**GOAL OF THE EXERCISE**:
In the material below, find how many lines contain the string "recovery". Write only that number.

* Start DATA SUPPLIED *

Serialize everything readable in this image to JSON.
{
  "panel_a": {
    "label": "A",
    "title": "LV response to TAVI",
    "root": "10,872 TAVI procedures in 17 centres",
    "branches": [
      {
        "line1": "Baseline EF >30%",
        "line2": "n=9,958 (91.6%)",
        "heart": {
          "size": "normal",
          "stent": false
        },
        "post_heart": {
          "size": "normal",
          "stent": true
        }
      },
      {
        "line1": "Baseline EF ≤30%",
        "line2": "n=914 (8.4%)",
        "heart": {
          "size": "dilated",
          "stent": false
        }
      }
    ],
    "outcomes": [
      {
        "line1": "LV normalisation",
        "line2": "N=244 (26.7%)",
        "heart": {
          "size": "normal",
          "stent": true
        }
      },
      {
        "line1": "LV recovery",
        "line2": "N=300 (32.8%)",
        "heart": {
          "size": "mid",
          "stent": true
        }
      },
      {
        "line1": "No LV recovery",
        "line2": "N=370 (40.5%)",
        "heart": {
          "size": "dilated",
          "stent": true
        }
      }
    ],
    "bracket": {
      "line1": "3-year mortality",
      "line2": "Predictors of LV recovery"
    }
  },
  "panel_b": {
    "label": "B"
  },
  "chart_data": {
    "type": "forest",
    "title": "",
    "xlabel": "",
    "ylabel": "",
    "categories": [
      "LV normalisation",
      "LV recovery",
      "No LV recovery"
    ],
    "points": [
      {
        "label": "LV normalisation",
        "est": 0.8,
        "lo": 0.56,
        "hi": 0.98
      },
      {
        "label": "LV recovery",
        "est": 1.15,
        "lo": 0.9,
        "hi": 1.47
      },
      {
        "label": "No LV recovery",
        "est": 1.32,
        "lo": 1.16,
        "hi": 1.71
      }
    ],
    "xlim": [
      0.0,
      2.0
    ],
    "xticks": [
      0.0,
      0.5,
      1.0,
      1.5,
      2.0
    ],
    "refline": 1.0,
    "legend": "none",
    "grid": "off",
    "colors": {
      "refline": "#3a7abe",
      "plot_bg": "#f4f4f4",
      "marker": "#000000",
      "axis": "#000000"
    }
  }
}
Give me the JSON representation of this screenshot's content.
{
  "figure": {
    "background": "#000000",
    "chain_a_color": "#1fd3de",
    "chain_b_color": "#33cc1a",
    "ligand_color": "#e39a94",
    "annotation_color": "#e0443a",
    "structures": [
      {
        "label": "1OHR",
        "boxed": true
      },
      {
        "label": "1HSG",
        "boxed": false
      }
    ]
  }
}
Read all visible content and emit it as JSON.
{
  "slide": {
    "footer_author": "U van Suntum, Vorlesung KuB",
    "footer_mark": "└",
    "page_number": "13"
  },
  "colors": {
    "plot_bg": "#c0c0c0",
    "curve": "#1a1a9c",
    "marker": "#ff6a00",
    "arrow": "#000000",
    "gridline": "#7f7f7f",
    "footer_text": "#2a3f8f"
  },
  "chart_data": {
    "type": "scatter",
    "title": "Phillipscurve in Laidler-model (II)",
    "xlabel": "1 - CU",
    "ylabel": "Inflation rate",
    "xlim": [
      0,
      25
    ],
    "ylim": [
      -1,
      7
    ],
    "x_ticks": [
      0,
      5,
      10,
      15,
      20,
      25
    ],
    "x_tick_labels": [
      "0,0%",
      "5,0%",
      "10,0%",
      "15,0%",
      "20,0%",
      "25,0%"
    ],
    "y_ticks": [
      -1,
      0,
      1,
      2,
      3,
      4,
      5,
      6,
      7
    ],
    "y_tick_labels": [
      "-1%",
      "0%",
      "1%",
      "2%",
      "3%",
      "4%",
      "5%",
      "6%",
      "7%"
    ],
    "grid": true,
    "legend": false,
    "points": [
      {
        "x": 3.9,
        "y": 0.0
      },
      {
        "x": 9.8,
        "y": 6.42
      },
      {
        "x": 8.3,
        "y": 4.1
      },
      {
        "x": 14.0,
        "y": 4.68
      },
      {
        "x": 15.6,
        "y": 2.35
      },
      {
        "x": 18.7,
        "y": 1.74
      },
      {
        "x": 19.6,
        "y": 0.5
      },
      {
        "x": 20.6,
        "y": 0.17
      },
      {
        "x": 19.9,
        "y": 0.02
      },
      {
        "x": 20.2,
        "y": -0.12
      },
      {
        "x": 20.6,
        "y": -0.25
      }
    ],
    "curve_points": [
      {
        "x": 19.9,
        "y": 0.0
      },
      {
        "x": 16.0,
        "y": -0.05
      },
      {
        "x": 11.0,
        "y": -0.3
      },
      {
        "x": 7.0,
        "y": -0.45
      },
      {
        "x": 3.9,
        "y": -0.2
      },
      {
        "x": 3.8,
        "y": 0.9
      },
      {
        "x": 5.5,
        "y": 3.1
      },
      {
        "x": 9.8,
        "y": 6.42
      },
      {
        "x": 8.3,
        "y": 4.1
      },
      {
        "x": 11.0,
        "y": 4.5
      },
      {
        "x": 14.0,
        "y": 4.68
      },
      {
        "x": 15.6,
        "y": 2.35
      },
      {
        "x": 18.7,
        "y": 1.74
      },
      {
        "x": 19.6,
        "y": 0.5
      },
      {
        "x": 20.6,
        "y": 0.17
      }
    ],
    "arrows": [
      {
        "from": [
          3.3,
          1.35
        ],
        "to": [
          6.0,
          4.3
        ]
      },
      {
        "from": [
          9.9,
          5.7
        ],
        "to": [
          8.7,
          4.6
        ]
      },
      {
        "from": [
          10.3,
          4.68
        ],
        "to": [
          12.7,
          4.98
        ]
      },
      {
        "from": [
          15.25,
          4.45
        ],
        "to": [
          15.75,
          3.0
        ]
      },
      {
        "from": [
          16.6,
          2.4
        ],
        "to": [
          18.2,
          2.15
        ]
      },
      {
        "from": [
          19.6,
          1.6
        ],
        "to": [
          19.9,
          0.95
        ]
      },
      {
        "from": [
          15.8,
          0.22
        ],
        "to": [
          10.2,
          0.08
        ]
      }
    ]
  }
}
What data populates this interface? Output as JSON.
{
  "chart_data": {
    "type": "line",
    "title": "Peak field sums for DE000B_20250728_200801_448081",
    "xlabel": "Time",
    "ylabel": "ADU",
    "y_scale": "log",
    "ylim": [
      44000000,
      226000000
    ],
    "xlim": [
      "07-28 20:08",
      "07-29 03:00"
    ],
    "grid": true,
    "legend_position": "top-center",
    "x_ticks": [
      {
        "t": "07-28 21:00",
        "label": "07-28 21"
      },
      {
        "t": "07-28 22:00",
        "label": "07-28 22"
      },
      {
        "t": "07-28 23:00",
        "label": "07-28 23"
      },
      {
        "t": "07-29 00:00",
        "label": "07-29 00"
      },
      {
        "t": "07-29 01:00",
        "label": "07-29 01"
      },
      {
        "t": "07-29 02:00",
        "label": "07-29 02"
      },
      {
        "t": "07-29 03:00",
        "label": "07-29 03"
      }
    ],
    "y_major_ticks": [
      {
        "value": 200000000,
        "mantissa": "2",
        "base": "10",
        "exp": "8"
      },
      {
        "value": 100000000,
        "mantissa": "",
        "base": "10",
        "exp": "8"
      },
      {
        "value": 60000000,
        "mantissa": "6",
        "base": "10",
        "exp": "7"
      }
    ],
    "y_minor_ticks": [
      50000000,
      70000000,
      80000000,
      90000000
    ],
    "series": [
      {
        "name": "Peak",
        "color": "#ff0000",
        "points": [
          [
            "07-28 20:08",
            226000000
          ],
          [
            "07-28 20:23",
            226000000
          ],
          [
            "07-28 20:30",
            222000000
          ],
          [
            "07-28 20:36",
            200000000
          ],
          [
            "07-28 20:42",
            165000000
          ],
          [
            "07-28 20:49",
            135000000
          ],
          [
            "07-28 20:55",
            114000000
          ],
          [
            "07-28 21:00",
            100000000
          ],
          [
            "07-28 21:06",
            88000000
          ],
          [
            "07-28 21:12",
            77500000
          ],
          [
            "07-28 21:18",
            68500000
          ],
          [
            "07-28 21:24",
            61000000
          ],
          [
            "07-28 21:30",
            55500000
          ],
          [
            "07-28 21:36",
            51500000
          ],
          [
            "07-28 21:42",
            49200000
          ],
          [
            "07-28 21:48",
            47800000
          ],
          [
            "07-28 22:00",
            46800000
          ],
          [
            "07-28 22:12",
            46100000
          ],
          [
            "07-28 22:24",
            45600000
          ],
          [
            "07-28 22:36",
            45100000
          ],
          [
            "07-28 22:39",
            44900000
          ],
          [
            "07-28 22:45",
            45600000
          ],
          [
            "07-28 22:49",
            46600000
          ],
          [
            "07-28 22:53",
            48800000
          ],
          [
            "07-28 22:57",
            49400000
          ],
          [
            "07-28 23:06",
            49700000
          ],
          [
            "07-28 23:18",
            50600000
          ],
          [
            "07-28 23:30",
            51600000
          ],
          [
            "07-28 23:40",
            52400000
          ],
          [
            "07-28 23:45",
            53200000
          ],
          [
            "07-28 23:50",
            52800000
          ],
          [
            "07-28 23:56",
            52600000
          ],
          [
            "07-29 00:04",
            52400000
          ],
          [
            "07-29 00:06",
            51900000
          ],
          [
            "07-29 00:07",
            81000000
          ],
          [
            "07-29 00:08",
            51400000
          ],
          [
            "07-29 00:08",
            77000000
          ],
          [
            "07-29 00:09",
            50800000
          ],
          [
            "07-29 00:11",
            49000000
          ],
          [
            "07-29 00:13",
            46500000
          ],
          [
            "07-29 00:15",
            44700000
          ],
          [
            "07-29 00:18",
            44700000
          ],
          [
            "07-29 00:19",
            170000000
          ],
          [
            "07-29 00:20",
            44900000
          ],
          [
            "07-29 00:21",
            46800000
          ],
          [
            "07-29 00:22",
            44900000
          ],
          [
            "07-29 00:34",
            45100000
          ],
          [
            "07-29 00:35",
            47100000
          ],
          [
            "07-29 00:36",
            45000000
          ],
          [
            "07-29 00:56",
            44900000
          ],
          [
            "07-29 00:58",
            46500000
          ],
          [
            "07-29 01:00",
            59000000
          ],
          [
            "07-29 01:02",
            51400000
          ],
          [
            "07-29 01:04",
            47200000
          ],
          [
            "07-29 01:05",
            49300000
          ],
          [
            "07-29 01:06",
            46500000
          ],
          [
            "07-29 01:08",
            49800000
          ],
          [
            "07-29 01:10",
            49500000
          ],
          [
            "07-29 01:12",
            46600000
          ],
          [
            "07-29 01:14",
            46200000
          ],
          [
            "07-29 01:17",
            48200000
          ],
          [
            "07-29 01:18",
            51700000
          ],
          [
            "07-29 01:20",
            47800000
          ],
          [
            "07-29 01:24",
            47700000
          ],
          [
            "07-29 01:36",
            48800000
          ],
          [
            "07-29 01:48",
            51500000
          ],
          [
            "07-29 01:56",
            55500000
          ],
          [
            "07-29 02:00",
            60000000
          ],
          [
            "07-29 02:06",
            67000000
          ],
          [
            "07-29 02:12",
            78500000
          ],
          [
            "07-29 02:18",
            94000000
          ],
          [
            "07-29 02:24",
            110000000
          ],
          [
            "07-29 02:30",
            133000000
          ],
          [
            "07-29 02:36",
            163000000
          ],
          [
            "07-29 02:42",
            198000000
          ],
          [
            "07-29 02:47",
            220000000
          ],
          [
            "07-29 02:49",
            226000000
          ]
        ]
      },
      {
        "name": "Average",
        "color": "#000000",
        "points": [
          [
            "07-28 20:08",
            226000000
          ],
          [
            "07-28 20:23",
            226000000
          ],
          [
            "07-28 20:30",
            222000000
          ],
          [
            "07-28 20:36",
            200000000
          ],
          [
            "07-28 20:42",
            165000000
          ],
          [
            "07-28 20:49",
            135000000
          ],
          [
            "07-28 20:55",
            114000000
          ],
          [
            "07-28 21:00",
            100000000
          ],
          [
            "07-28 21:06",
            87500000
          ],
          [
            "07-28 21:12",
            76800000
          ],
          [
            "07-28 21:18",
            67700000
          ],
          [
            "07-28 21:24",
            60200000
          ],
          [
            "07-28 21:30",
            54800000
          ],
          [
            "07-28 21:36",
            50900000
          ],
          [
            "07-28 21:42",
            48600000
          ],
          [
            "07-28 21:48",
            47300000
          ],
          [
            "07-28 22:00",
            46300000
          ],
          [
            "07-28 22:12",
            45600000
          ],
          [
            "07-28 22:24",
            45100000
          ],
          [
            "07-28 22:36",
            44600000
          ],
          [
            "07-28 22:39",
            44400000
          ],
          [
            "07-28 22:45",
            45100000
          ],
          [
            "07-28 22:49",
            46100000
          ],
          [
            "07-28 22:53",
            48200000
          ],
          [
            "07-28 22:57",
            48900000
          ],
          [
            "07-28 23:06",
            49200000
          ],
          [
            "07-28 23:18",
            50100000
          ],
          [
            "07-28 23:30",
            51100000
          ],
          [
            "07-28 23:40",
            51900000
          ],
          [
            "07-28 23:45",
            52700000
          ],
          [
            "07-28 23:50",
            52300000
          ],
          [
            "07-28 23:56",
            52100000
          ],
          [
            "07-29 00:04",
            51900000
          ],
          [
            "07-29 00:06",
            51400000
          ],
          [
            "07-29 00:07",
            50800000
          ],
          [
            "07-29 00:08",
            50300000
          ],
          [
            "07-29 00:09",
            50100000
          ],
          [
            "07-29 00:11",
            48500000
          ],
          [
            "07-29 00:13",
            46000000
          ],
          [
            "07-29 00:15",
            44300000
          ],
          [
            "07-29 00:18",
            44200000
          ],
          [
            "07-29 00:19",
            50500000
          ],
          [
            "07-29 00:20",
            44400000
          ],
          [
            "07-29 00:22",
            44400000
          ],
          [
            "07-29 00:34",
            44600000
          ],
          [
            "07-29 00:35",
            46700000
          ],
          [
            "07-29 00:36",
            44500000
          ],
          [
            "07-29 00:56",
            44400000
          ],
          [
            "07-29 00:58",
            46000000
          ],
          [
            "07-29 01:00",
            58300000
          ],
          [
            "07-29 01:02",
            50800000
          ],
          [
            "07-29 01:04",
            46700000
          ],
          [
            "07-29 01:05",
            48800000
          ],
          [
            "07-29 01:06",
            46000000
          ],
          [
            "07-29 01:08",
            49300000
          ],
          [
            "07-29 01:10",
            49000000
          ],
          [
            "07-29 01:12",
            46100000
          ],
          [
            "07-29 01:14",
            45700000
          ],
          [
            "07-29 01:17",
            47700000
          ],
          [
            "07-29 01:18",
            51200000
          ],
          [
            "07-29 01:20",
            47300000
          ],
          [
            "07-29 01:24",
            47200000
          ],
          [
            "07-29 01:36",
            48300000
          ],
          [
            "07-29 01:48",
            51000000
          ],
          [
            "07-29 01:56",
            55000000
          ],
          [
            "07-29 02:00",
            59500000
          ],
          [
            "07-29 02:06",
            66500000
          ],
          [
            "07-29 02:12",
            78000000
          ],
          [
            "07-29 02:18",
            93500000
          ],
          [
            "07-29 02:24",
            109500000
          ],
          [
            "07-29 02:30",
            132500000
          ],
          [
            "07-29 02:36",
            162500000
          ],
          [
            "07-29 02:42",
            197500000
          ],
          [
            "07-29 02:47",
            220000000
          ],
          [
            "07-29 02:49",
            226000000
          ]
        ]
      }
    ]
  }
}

* End DATA SUPPLIED *

**EXERCISE RESULT**:
7